Data listing
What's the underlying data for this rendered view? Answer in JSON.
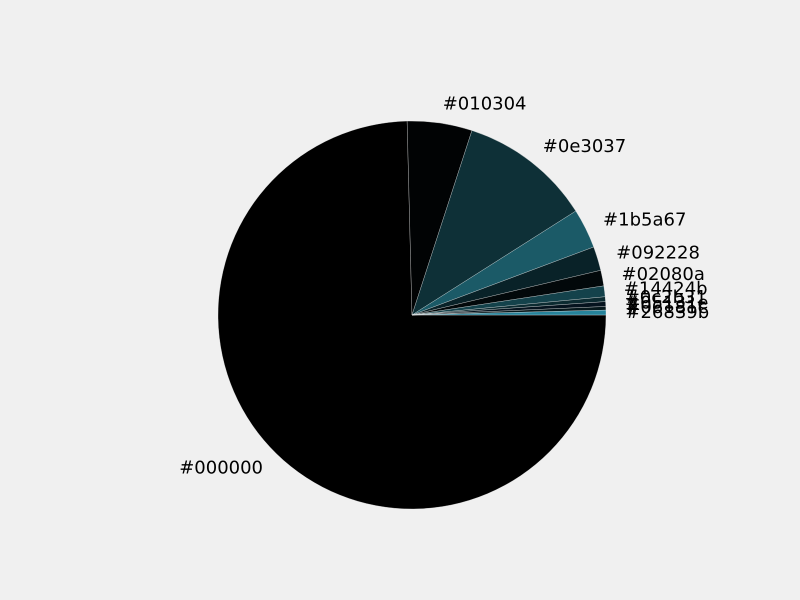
{
  "chart_data": {
    "type": "pie",
    "title": "",
    "start_angle_deg": 0,
    "direction": "clockwise",
    "labels": [
      "#000000",
      "#010304",
      "#0e3037",
      "#1b5a67",
      "#092228",
      "#02080a",
      "#14424b",
      "#0c2b31",
      "#05131e",
      "#06181c",
      "#26839b"
    ],
    "colors": [
      "#000000",
      "#010304",
      "#0e3037",
      "#1b5a67",
      "#092228",
      "#02080a",
      "#14424b",
      "#0c2b31",
      "#05131e",
      "#06181c",
      "#26839b"
    ],
    "values": [
      74.6,
      5.4,
      11.0,
      3.3,
      2.0,
      1.3,
      0.9,
      0.4,
      0.4,
      0.3,
      0.4
    ]
  }
}
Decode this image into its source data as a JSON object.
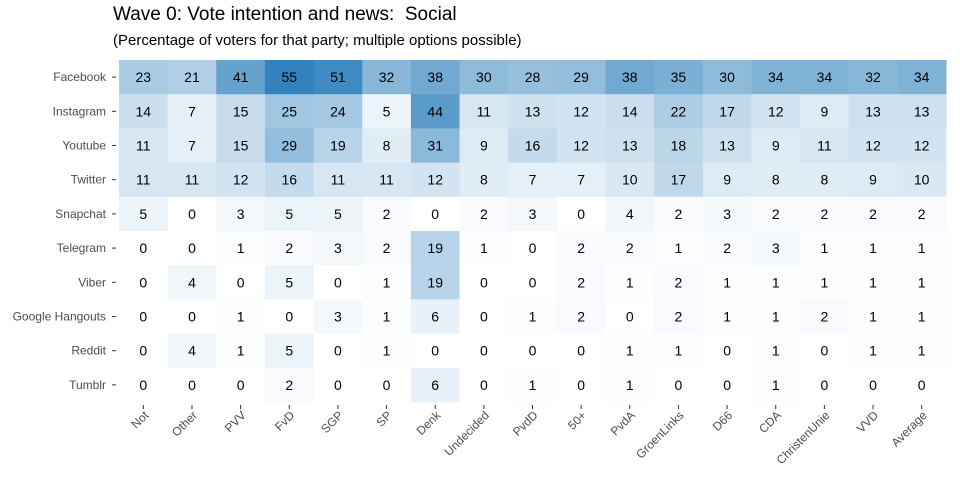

● **STATED GOAL**: Pictures are excluded; copy all other data exactly as shown.

● **ANSWER IN FULL**:
What's the underlying data for this rendered view? Answer in JSON.
{
  "chart_data": {
    "type": "pie",
    "title": "",
    "start_angle_deg": 0,
    "direction": "clockwise",
    "labels": [
      "#000000",
      "#010304",
      "#0e3037",
      "#1b5a67",
      "#092228",
      "#02080a",
      "#14424b",
      "#0c2b31",
      "#05131e",
      "#06181c",
      "#26839b"
    ],
    "colors": [
      "#000000",
      "#010304",
      "#0e3037",
      "#1b5a67",
      "#092228",
      "#02080a",
      "#14424b",
      "#0c2b31",
      "#05131e",
      "#06181c",
      "#26839b"
    ],
    "values": [
      74.6,
      5.4,
      11.0,
      3.3,
      2.0,
      1.3,
      0.9,
      0.4,
      0.4,
      0.3,
      0.4
    ]
  }
}
Decode this image into its source data as a JSON object.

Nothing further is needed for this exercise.